- **課題 1**
都市伝説の紹介文によると、宇佐和通氏の肩書は何ですか。
- **課題 2**
都市伝説の紹介文の「- >> Amazon.co.jp」から「とも簡単に解き明かしている。」まで（両端を含む）を、"白い糸くず"を"黒い糸くず"に差し替えて書き出してください。
- **課題 3**
都市伝説の紹介文の最後の文に続く部分を書き足してください。

- **対象テキスト**
----------
「死体洗いのバイト」は本当にあるのか? ~『都市伝説の正体』
- 『都市伝説の正体-こんな話を聞いたことはありませんか? (祥伝社新書159)』
- 宇佐 和通
- 祥伝社
- 840円(税込)
- >> Amazon.co.jp
- >> 本やタウン
大学病院では解剖実習のため死体を保管する部屋があり、その死体を洗うバイトがある。
という「死体洗いのアルバイト」や、
ピアスの穴を開けたら耳たぶから白い糸くずが出てきたので、それを引っ張った。その糸はかなり長かったが、どんどん引っ張り続けるとある時点でブツンと糸が切れ、その瞬間、目が見えなくなった。
という「耳たぶから糸」という話しを聞いたことはないだろうか? これらはいわゆる「都市伝説」と呼ばれるストーリーだが、翻訳家でノンフィクションライターの宇佐和通氏は、都市伝説の中でも特別有名な「死体洗い」と「耳たぶの糸」の謎を、自著でいとも簡単に解き明かしている。
----------
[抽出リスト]
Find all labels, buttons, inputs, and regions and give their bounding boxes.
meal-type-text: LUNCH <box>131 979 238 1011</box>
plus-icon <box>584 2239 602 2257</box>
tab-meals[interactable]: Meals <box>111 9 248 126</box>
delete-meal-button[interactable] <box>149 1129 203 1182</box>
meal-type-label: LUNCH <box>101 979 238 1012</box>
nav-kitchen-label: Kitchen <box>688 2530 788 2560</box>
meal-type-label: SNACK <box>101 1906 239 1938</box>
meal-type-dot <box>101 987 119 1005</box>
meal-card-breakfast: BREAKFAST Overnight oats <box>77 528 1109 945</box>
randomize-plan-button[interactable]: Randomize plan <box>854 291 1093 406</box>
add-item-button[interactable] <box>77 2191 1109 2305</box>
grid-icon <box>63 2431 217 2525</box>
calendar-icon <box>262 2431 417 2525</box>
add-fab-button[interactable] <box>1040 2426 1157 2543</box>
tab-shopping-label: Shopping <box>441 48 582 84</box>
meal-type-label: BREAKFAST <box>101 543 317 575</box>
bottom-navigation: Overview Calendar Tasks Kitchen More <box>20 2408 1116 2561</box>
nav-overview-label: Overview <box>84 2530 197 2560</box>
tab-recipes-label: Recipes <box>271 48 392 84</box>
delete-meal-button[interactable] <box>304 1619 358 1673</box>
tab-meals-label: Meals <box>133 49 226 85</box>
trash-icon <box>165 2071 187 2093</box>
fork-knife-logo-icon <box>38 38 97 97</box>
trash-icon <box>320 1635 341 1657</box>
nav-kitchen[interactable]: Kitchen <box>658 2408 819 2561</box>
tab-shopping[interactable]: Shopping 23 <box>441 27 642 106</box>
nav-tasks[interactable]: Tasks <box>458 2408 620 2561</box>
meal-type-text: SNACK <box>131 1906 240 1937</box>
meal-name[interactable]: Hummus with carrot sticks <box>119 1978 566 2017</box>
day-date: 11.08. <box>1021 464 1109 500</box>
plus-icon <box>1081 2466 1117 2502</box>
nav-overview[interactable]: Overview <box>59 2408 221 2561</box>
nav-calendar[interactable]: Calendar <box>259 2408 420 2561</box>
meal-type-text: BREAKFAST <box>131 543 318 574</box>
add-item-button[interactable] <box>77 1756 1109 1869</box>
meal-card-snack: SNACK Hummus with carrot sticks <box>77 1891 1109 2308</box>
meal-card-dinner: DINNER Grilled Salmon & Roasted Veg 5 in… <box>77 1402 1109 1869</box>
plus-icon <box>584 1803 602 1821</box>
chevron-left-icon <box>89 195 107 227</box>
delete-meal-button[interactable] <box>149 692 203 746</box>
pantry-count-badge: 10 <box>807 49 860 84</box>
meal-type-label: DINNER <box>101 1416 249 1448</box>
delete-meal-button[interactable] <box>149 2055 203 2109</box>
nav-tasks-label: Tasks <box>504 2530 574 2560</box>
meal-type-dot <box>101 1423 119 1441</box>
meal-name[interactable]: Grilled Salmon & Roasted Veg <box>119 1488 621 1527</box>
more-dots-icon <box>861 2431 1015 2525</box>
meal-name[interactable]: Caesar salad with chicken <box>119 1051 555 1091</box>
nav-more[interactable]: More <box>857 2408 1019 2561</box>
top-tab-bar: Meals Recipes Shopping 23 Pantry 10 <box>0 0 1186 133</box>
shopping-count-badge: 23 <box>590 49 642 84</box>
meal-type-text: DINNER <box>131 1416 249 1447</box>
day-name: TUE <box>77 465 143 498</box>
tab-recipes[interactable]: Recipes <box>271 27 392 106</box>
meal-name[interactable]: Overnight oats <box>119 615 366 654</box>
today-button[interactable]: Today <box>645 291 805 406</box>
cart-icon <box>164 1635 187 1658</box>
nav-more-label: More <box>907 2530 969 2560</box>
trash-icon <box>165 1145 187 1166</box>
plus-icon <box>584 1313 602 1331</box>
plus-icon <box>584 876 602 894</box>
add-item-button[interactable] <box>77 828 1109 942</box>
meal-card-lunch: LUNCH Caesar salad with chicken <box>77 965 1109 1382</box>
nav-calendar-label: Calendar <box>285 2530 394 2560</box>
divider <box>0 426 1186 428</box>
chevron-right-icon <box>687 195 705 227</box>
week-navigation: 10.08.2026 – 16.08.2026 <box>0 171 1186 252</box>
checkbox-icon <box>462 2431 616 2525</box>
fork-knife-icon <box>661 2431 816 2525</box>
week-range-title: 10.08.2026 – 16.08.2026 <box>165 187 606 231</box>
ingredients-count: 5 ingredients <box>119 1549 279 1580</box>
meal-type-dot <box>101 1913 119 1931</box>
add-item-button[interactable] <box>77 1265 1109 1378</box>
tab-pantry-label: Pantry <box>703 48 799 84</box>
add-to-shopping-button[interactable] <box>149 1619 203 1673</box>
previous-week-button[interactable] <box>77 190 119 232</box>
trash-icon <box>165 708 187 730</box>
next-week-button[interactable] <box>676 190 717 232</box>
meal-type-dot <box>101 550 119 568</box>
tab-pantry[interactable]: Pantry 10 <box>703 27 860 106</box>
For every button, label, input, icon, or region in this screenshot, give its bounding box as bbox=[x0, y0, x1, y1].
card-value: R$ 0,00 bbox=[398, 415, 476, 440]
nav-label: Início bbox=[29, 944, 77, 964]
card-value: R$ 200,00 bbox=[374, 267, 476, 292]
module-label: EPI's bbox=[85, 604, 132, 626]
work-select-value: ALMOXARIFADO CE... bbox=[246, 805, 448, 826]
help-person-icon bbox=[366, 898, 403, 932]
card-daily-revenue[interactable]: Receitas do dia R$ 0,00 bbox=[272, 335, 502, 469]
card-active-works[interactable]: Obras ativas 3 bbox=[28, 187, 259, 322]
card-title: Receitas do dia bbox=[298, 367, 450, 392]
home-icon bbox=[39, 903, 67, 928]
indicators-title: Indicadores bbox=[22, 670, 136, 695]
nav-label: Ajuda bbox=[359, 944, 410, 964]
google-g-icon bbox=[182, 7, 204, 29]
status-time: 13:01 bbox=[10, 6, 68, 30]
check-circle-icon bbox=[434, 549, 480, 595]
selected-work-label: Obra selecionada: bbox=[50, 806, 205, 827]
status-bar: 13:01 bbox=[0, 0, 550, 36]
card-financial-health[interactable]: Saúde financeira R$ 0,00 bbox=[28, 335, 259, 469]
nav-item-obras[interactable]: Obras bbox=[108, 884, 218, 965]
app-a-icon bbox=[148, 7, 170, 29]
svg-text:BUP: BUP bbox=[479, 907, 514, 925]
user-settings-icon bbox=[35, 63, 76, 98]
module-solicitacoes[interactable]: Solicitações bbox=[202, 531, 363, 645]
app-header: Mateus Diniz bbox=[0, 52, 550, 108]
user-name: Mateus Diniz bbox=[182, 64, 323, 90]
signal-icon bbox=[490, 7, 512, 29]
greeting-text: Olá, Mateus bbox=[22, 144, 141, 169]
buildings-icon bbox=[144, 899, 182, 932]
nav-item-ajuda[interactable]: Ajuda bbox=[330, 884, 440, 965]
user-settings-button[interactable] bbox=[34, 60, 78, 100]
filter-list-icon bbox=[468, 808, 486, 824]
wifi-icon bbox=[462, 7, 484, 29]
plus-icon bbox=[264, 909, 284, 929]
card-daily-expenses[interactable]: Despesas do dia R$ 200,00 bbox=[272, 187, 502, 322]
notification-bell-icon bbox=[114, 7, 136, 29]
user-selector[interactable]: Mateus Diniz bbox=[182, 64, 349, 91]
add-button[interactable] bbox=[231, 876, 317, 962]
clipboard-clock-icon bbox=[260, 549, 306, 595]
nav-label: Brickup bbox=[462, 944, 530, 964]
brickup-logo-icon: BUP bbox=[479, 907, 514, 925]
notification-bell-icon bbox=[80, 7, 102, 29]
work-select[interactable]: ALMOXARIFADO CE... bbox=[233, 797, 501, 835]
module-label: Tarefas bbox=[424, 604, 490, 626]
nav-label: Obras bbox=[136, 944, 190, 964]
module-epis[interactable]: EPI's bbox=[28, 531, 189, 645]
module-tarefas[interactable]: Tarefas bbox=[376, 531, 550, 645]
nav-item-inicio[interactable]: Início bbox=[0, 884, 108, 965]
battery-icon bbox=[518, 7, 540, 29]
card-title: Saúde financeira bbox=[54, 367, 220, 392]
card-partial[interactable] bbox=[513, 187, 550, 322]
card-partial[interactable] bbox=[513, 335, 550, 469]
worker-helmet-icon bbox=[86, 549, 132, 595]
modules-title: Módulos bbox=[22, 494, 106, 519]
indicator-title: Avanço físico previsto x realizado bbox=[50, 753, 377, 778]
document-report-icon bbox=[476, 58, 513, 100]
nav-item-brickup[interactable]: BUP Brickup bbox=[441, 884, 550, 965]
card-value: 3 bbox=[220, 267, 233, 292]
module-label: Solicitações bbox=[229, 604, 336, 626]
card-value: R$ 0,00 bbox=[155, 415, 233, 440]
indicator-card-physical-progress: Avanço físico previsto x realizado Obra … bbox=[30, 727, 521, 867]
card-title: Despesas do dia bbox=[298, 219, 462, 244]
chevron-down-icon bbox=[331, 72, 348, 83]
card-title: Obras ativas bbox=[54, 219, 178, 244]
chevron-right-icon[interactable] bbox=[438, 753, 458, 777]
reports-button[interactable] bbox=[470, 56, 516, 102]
----------
- **出力 1**
翻訳家でノンフィクションライターです。

- **出力 2**
- >> Amazon.co.jp
- >> 本やタウン
大学病院では解剖実習のため死体を保管する部屋があり、その死体を洗うバイトがある。
という「死体洗いのアルバイト」や、
ピアスの穴を開けたら耳たぶから黒い糸くずが出てきたので、それを引っ張った。その糸はかなり長かったが、どんどん引っ張り続けるとある時点でブツンと糸が切れ、その瞬間、目が見えなくなった。
という「耳たぶから糸」という話しを聞いたことはないだろうか? これらはいわゆる「都市伝説」と呼ばれるストーリーだが、翻訳家でノンフィクションライターの宇佐和通氏は、都市伝説の中でも特別有名な「死体洗い」と「耳たぶの糸」の謎を、自著でいとも簡単に解き明かしている。

- **出力 3**
まず「死体洗い...」について宇佐氏は「47都道府県の病院にアトランダムに電話を入れ、死体洗いのバイトはあるかを尋ねたが、いずれの病院からも『ノー』という答えが返ってきた」という自らのリサーチ結果を披露。その上でこの都市伝説は「1957年に大江健三郎が発表した『死者の奢り』という小説の主人公が死体置き場でアルバイトし、多くの死体に囲まれた暗い部屋で黙々と作業している様子が、この都市伝説のモチーフである」と断定する。
また「耳たぶ...」については「耳には視神経は通っていない」と医学的に一刀両断。ただし、取材したアクセサリーショップによれば「耳たぶから白い糸のようなものが出てくることはあるが、その正体はシャンプーのかす」ということらしい。
このように「都市伝説には何かしからのルーツが必ずある」と著者の宇佐和通氏。その言葉を信じて、まわりで囁かれる都市伝説を検証してみるのもおもしろいのではないだろうか。